--- INPUT DATA ---
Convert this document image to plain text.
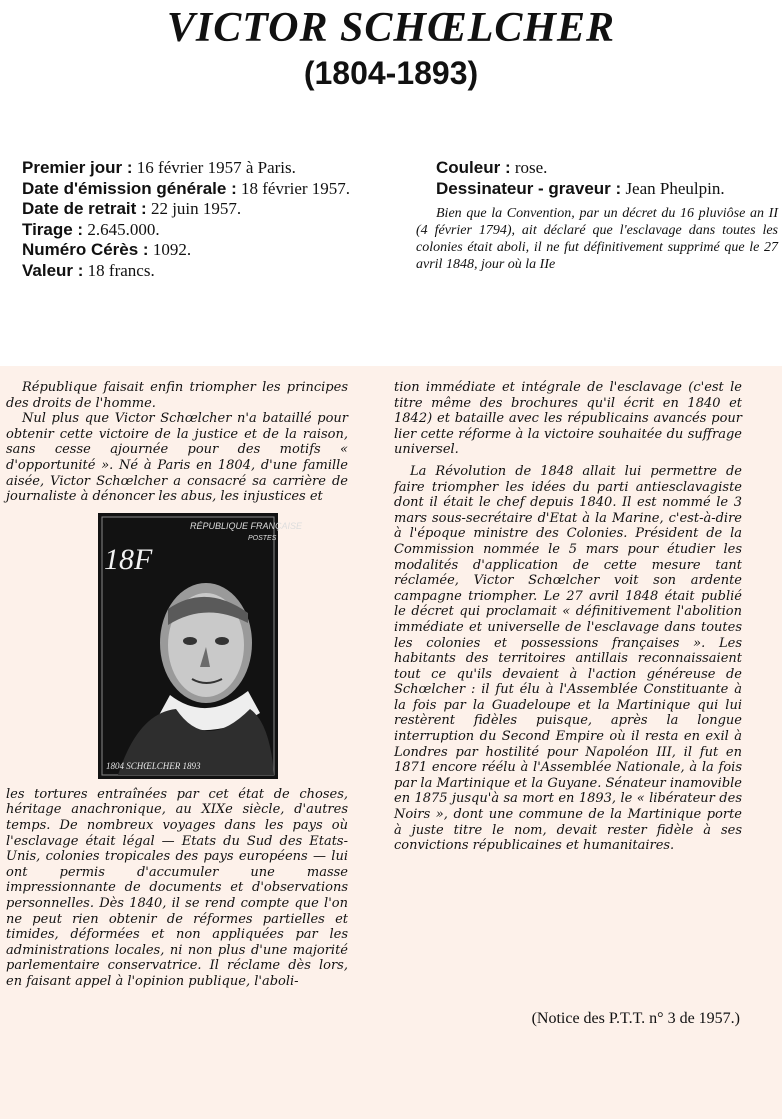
VICTOR SCHŒLCHER
(1804-1893)

Premier jour : 16 février 1957 à Paris.

Date d'émission générale : 18 février 1957.

Date de retrait : 22 juin 1957.

Tirage : 2.645.000.

Numéro Cérès : 1092.

Valeur : 18 francs.

Couleur : rose.

Dessinateur - graveur : Jean Pheulpin.

Bien que la Convention, par un décret du 16 pluviôse an II (4 février 1794), ait déclaré que l'esclavage dans toutes les colonies était aboli, il ne fut définitivement supprimé que le 27 avril 1848, jour où la IIe

République faisait enfin triompher les principes des droits de l'homme.

Nul plus que Victor Schœlcher n'a bataillé pour obtenir cette victoire de la justice et de la raison, sans cesse ajournée pour des motifs « d'opportunité ». Né à Paris en 1804, d'une famille aisée, Victor Schœlcher a consacré sa carrière de journaliste à dénoncer les abus, les injustices et

RÉPUBLIQUE FRANÇAISE
POSTES
18F
1804 SCHŒLCHER 1893

les tortures entraînées par cet état de choses, héritage anachronique, au XIXe siècle, d'autres temps. De nombreux voyages dans les pays où l'esclavage était légal — Etats du Sud des Etats-Unis, colonies tropicales des pays européens — lui ont permis d'accumuler une masse impressionnante de documents et d'observations personnelles. Dès 1840, il se rend compte que l'on ne peut rien obtenir de réformes partielles et timides, déformées et non appliquées par les administrations locales, ni non plus d'une majorité parlementaire conservatrice. Il réclame dès lors, en faisant appel à l'opinion publique, l'aboli-

tion immédiate et intégrale de l'esclavage (c'est le titre même des brochures qu'il écrit en 1840 et 1842) et bataille avec les républicains avancés pour lier cette réforme à la victoire souhaitée du suffrage universel.

La Révolution de 1848 allait lui permettre de faire triompher les idées du parti antiesclavagiste dont il était le chef depuis 1840. Il est nommé le 3 mars sous-secrétaire d'Etat à la Marine, c'est-à-dire à l'époque ministre des Colonies. Président de la Commission nommée le 5 mars pour étudier les modalités d'application de cette mesure tant réclamée, Victor Schœlcher voit son ardente campagne triompher. Le 27 avril 1848 était publié le décret qui proclamait « définitivement l'abolition immédiate et universelle de l'esclavage dans toutes les colonies et possessions françaises ». Les habitants des territoires antillais reconnaissaient tout ce qu'ils devaient à l'action généreuse de Schœlcher : il fut élu à l'Assemblée Constituante à la fois par la Guadeloupe et la Martinique qui lui restèrent fidèles puisque, après la longue interruption du Second Empire où il resta en exil à Londres par hostilité pour Napoléon III, il fut en 1871 encore réélu à l'Assemblée Nationale, à la fois par la Martinique et la Guyane. Sénateur inamovible en 1875 jusqu'à sa mort en 1893, le « libérateur des Noirs », dont une commune de la Martinique porte à juste titre le nom, devait rester fidèle à ses convictions républicaines et humanitaires.

(Notice des P.T.T. n° 3 de 1957.)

--- SHORT TASK ---
Return to the listing above and set it down exactly, leaving out its pictures.

--- COMPLETED TASK ---
Convert this document image to plain text.
VICTOR SCHŒLCHER
(1804-1893)

Premier jour : 16 février 1957 à Paris.

Date d'émission générale : 18 février 1957.

Date de retrait : 22 juin 1957.

Tirage : 2.645.000.

Numéro Cérès : 1092.

Valeur : 18 francs.

Couleur : rose.

Dessinateur - graveur : Jean Pheulpin.

Bien que la Convention, par un décret du 16 pluviôse an II (4 février 1794), ait déclaré que l'esclavage dans toutes les colonies était aboli, il ne fut définitivement supprimé que le 27 avril 1848, jour où la IIe

République faisait enfin triompher les principes des droits de l'homme.

Nul plus que Victor Schœlcher n'a bataillé pour obtenir cette victoire de la justice et de la raison, sans cesse ajournée pour des motifs « d'opportunité ». Né à Paris en 1804, d'une famille aisée, Victor Schœlcher a consacré sa carrière de journaliste à dénoncer les abus, les injustices et

RÉPUBLIQUE FRANÇAISE
POSTES
18F
1804 SCHŒLCHER 1893

les tortures entraînées par cet état de choses, héritage anachronique, au XIXe siècle, d'autres temps. De nombreux voyages dans les pays où l'esclavage était légal — Etats du Sud des Etats-Unis, colonies tropicales des pays européens — lui ont permis d'accumuler une masse impressionnante de documents et d'observations personnelles. Dès 1840, il se rend compte que l'on ne peut rien obtenir de réformes partielles et timides, déformées et non appliquées par les administrations locales, ni non plus d'une majorité parlementaire conservatrice. Il réclame dès lors, en faisant appel à l'opinion publique, l'aboli-

tion immédiate et intégrale de l'esclavage (c'est le titre même des brochures qu'il écrit en 1840 et 1842) et bataille avec les républicains avancés pour lier cette réforme à la victoire souhaitée du suffrage universel.

La Révolution de 1848 allait lui permettre de faire triompher les idées du parti antiesclavagiste dont il était le chef depuis 1840. Il est nommé le 3 mars sous-secrétaire d'Etat à la Marine, c'est-à-dire à l'époque ministre des Colonies. Président de la Commission nommée le 5 mars pour étudier les modalités d'application de cette mesure tant réclamée, Victor Schœlcher voit son ardente campagne triompher. Le 27 avril 1848 était publié le décret qui proclamait « définitivement l'abolition immédiate et universelle de l'esclavage dans toutes les colonies et possessions françaises ». Les habitants des territoires antillais reconnaissaient tout ce qu'ils devaient à l'action généreuse de Schœlcher : il fut élu à l'Assemblée Constituante à la fois par la Guadeloupe et la Martinique qui lui restèrent fidèles puisque, après la longue interruption du Second Empire où il resta en exil à Londres par hostilité pour Napoléon III, il fut en 1871 encore réélu à l'Assemblée Nationale, à la fois par la Martinique et la Guyane. Sénateur inamovible en 1875 jusqu'à sa mort en 1893, le « libérateur des Noirs », dont une commune de la Martinique porte à juste titre le nom, devait rester fidèle à ses convictions républicaines et humanitaires.

(Notice des P.T.T. n° 3 de 1957.)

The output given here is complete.